Select, from the data, each line where "Ushbu" occurs.

_Stored rows:_
**********
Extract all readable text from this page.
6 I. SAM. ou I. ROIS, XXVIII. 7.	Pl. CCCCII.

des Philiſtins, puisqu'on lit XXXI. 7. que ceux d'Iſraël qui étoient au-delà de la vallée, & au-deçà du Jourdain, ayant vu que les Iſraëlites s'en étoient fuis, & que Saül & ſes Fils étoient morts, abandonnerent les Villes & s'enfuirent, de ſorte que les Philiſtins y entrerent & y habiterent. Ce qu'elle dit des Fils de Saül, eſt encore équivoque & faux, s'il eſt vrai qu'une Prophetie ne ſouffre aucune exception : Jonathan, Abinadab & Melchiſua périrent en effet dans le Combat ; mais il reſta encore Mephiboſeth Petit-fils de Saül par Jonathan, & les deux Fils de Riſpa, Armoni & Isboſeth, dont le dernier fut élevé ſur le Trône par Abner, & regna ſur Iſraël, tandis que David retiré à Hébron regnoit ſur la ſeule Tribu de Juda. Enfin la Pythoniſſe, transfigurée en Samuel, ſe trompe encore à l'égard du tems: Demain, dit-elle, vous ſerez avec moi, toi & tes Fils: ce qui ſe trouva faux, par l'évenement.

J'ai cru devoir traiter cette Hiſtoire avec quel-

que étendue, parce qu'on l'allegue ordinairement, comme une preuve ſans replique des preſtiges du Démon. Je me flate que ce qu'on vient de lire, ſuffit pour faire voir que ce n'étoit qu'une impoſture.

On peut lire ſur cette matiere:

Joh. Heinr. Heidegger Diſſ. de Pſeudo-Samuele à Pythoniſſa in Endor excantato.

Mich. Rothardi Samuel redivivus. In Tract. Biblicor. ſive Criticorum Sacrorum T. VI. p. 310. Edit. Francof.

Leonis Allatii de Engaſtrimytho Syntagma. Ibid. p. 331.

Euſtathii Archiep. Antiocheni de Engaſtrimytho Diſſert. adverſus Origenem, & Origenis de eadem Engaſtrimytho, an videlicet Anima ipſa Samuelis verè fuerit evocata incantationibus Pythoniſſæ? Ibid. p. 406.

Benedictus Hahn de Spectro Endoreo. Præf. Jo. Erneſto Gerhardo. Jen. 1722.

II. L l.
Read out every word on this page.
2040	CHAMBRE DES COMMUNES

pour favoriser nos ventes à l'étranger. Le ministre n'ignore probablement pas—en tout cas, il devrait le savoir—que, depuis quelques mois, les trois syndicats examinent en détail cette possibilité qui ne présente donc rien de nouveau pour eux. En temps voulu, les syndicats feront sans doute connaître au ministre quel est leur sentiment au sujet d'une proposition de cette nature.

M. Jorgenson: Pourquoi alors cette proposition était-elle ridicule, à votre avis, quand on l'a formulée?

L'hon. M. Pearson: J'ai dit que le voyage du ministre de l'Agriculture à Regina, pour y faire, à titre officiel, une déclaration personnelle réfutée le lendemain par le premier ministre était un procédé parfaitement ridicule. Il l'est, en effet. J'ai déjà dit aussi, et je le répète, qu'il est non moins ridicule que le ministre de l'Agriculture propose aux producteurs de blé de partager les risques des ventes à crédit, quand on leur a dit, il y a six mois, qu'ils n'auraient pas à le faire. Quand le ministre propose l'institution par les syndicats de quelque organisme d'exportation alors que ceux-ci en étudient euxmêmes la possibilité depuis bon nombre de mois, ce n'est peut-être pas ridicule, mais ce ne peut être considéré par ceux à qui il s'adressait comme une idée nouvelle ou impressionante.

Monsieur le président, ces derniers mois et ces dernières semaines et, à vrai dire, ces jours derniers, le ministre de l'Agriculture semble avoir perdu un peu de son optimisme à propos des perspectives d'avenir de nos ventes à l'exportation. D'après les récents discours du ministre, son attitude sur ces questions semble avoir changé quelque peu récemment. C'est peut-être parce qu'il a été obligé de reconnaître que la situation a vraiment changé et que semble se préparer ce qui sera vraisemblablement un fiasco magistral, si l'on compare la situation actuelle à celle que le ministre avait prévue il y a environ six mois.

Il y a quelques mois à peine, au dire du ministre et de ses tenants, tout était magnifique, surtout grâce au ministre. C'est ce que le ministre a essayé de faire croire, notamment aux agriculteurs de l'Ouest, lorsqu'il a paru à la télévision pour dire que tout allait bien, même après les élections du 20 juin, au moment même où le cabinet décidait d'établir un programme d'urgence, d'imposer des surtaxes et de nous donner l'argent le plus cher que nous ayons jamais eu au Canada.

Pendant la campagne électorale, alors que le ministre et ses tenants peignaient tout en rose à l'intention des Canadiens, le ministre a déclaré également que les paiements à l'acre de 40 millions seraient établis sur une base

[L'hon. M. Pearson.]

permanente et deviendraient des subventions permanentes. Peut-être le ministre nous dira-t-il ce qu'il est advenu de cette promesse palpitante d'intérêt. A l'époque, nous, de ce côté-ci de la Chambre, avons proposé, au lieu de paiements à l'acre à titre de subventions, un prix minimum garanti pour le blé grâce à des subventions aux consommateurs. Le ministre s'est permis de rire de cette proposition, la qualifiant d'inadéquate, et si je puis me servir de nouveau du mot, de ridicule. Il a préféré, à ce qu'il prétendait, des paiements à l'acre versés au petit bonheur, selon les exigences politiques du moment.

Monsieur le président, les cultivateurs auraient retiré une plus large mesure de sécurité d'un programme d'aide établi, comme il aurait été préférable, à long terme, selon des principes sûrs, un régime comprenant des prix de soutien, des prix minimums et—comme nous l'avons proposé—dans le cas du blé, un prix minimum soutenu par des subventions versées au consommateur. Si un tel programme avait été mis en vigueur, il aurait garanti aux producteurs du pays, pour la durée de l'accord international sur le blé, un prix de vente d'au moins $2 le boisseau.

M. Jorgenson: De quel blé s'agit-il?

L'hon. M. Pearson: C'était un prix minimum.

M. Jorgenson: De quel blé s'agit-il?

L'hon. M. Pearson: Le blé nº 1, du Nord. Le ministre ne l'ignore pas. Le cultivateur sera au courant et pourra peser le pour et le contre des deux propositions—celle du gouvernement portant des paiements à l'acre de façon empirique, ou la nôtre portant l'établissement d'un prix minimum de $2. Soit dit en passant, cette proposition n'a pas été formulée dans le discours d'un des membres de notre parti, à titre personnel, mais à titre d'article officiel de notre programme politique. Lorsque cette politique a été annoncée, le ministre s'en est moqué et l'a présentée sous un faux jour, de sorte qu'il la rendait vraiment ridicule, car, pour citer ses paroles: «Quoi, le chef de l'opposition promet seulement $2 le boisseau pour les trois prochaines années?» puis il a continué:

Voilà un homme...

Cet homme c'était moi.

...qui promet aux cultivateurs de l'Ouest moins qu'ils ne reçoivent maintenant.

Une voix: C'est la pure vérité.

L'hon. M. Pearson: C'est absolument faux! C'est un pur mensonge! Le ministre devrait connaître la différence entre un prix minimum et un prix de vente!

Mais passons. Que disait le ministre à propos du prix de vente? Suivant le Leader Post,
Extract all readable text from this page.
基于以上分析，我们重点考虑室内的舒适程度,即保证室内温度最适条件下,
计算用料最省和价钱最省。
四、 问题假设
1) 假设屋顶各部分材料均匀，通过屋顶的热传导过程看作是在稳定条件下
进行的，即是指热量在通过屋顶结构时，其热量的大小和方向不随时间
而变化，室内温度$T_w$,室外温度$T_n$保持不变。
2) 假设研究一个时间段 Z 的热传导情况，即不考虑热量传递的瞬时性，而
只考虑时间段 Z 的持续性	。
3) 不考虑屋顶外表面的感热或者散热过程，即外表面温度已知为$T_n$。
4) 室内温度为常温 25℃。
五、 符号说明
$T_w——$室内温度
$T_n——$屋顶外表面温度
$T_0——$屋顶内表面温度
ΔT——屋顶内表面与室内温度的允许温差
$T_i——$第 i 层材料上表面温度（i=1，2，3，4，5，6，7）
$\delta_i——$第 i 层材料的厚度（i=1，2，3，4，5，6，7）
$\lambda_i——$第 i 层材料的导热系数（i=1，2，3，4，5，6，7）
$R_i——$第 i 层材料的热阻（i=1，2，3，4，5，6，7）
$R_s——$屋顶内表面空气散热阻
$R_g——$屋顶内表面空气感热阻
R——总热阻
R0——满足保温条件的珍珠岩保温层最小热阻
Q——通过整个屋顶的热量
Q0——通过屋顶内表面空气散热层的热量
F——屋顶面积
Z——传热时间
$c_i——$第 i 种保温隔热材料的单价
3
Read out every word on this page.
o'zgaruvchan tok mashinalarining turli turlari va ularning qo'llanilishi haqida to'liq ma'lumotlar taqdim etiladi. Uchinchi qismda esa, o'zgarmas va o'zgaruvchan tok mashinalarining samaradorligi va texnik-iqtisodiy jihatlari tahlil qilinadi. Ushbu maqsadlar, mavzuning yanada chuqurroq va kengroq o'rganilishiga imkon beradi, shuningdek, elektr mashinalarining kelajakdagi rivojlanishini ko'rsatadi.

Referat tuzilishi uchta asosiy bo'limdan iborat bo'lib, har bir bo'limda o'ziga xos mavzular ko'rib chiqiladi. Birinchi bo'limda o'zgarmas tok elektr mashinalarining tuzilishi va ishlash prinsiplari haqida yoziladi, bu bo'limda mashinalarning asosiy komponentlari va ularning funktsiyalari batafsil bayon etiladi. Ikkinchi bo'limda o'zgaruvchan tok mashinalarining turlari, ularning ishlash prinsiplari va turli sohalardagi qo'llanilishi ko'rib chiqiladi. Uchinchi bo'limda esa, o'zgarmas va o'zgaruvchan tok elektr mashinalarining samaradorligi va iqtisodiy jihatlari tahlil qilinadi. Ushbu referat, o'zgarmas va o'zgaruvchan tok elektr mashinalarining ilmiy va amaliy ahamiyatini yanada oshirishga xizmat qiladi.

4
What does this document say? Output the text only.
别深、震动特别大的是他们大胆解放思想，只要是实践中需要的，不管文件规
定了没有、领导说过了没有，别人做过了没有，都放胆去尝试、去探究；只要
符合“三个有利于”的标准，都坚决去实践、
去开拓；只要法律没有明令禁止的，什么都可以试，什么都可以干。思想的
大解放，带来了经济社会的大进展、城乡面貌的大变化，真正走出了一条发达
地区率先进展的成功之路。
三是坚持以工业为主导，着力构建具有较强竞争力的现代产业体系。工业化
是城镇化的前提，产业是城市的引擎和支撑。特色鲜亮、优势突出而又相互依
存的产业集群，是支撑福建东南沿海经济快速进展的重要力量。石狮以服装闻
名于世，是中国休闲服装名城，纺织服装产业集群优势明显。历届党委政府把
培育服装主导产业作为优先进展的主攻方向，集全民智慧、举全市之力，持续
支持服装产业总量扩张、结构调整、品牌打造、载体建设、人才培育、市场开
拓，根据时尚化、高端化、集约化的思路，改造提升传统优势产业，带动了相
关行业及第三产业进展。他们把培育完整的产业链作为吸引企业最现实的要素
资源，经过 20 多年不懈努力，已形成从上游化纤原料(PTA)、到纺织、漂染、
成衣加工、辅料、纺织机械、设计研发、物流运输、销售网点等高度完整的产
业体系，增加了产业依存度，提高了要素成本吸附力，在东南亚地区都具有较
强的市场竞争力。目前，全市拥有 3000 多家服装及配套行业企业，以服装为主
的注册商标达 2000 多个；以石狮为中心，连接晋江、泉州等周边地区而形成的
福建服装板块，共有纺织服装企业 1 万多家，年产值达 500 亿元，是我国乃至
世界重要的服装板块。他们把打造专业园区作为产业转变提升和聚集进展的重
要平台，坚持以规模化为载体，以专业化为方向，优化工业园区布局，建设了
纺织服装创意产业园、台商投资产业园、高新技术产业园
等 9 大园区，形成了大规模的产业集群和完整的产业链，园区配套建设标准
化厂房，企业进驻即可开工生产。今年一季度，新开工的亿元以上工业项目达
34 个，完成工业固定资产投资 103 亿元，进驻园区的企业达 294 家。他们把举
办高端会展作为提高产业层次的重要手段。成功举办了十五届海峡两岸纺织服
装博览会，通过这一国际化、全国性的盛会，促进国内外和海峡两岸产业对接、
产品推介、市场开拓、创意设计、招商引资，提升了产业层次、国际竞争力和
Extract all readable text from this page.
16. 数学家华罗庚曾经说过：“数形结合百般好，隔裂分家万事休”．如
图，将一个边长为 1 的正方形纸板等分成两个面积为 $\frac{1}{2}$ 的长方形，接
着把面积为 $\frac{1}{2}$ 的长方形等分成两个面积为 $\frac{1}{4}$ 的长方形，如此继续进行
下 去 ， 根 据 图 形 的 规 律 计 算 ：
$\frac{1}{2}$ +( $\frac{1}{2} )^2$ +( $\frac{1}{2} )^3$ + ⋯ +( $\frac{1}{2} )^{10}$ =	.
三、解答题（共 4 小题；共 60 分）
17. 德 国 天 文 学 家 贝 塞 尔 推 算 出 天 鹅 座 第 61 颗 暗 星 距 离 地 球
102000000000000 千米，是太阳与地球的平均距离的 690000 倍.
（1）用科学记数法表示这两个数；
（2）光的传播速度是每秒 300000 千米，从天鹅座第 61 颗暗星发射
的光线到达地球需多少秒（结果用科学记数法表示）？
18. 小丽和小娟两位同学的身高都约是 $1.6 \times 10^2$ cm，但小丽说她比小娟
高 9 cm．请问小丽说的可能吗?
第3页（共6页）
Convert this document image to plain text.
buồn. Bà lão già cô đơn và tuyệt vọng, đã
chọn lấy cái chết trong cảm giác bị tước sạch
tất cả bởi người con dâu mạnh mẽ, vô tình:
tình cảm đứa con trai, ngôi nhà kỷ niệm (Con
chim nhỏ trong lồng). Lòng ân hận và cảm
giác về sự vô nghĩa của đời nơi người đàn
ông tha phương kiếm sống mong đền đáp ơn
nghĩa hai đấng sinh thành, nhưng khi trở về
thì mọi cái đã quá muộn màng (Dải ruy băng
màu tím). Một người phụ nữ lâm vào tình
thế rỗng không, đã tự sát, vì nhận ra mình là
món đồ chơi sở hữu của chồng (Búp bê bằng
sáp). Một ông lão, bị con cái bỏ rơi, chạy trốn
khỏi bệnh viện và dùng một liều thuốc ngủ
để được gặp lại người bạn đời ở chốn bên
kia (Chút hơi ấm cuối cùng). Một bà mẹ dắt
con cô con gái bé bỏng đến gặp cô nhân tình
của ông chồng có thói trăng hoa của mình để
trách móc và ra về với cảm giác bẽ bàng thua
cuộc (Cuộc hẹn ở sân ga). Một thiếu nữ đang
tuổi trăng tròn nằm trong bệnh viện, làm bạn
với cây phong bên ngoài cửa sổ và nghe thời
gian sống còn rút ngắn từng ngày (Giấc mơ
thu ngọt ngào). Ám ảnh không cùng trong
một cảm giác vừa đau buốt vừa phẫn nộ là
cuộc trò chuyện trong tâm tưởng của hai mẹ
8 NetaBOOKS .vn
**********
_Solution for this task:_
o'zgaruvchan tok mashinalarining turli turlari va ularning qo'llanilishi haqida to'liq ma'lumotlar taqdim etiladi. Uchinchi qismda esa, o'zgarmas va o'zgaruvchan tok mashinalarining samaradorligi va texnik-iqtisodiy jihatlari tahlil qilinadi. Ushbu maqsadlar, mavzuning yanada chuqurroq va kengroq o'rganilishiga imkon beradi, shuningdek, elektr mashinalarining kelajakdagi rivojlanishini ko'rsatadi.
Referat tuzilishi uchta asosiy bo'limdan iborat bo'lib, har bir bo'limda o'ziga xos mavzular ko'rib chiqiladi. Birinchi bo'limda o'zgarmas tok elektr mashinalarining tuzilishi va ishlash prinsiplari haqida yoziladi, bu bo'limda mashinalarning asosiy komponentlari va ularning funktsiyalari batafsil bayon etiladi. Ikkinchi bo'limda o'zgaruvchan tok mashinalarining turlari, ularning ishlash prinsiplari va turli sohalardagi qo'llanilishi ko'rib chiqiladi. Uchinchi bo'limda esa, o'zgarmas va o'zgaruvchan tok elektr mashinalarining samaradorligi va iqtisodiy jihatlari tahlil qilinadi. Ushbu referat, o'zgarmas va o'zgaruvchan tok elektr mashinalarining ilmiy va amaliy ahamiyatini yanada oshirishga xizmat qiladi.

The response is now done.